# [Stated exercise]
The exercise asks for every line of the data to be reproduced exactly.
— BEGIN —
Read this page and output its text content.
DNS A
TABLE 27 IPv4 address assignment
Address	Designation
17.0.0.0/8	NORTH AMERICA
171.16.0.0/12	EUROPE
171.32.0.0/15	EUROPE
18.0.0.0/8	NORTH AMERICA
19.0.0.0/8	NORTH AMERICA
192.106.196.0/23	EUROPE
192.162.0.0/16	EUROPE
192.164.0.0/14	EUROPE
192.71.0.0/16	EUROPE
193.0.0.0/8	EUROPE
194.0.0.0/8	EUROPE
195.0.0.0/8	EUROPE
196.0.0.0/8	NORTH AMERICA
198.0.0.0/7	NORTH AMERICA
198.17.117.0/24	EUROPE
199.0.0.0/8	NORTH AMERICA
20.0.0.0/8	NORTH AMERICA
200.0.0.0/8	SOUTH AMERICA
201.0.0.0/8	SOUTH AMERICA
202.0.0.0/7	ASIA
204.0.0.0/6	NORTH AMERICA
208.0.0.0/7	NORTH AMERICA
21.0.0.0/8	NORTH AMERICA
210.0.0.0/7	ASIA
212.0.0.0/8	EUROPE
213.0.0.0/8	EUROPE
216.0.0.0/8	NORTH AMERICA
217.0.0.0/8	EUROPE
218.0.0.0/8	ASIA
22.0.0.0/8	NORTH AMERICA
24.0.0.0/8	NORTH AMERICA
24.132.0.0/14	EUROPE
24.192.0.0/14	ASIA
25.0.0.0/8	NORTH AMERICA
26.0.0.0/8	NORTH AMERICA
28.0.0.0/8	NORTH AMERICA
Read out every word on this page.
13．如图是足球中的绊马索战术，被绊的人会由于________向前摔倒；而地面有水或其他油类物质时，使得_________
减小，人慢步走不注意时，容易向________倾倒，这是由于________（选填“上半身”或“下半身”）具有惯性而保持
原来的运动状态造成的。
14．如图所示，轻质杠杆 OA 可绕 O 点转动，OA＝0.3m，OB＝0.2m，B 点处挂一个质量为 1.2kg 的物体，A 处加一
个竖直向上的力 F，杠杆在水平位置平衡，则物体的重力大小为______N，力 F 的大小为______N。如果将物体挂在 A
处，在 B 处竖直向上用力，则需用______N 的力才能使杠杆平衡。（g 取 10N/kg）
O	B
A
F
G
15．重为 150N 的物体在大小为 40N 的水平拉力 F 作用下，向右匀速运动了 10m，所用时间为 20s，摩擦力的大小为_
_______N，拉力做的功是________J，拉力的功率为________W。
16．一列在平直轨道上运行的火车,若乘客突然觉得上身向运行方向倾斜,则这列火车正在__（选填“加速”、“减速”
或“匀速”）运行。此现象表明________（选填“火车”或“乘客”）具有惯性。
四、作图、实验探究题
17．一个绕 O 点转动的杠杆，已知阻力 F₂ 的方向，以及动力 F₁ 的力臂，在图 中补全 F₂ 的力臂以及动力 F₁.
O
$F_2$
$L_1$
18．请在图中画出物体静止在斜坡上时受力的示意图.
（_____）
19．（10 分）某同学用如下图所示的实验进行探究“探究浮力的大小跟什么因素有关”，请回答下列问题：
— END —
# [Finished task]
Read this page and output its text content.
DNS A
TABLE 27 IPv4 address assignment
Address	Designation
17.0.0.0/8	NORTH AMERICA
171.16.0.0/12	EUROPE
171.32.0.0/15	EUROPE
18.0.0.0/8	NORTH AMERICA
19.0.0.0/8	NORTH AMERICA
192.106.196.0/23	EUROPE
192.162.0.0/16	EUROPE
192.164.0.0/14	EUROPE
192.71.0.0/16	EUROPE
193.0.0.0/8	EUROPE
194.0.0.0/8	EUROPE
195.0.0.0/8	EUROPE
196.0.0.0/8	NORTH AMERICA
198.0.0.0/7	NORTH AMERICA
198.17.117.0/24	EUROPE
199.0.0.0/8	NORTH AMERICA
20.0.0.0/8	NORTH AMERICA
200.0.0.0/8	SOUTH AMERICA
201.0.0.0/8	SOUTH AMERICA
202.0.0.0/7	ASIA
204.0.0.0/6	NORTH AMERICA
208.0.0.0/7	NORTH AMERICA
21.0.0.0/8	NORTH AMERICA
210.0.0.0/7	ASIA
212.0.0.0/8	EUROPE
213.0.0.0/8	EUROPE
216.0.0.0/8	NORTH AMERICA
217.0.0.0/8	EUROPE
218.0.0.0/8	ASIA
22.0.0.0/8	NORTH AMERICA
24.0.0.0/8	NORTH AMERICA
24.132.0.0/14	EUROPE
24.192.0.0/14	ASIA
25.0.0.0/8	NORTH AMERICA
26.0.0.0/8	NORTH AMERICA
28.0.0.0/8	NORTH AMERICA
Read out every word on this page.
13．如图是足球中的绊马索战术，被绊的人会由于________向前摔倒；而地面有水或其他油类物质时，使得_________
减小，人慢步走不注意时，容易向________倾倒，这是由于________（选填“上半身”或“下半身”）具有惯性而保持
原来的运动状态造成的。
14．如图所示，轻质杠杆 OA 可绕 O 点转动，OA＝0.3m，OB＝0.2m，B 点处挂一个质量为 1.2kg 的物体，A 处加一
个竖直向上的力 F，杠杆在水平位置平衡，则物体的重力大小为______N，力 F 的大小为______N。如果将物体挂在 A
处，在 B 处竖直向上用力，则需用______N 的力才能使杠杆平衡。（g 取 10N/kg）
O	B
A
F
G
15．重为 150N 的物体在大小为 40N 的水平拉力 F 作用下，向右匀速运动了 10m，所用时间为 20s，摩擦力的大小为_
_______N，拉力做的功是________J，拉力的功率为________W。
16．一列在平直轨道上运行的火车,若乘客突然觉得上身向运行方向倾斜,则这列火车正在__（选填“加速”、“减速”
或“匀速”）运行。此现象表明________（选填“火车”或“乘客”）具有惯性。
四、作图、实验探究题
17．一个绕 O 点转动的杠杆，已知阻力 F₂ 的方向，以及动力 F₁ 的力臂，在图 中补全 F₂ 的力臂以及动力 F₁.
O
$F_2$
$L_1$
18．请在图中画出物体静止在斜坡上时受力的示意图.
（_____）
19．（10 分）某同学用如下图所示的实验进行探究“探究浮力的大小跟什么因素有关”，请回答下列问题：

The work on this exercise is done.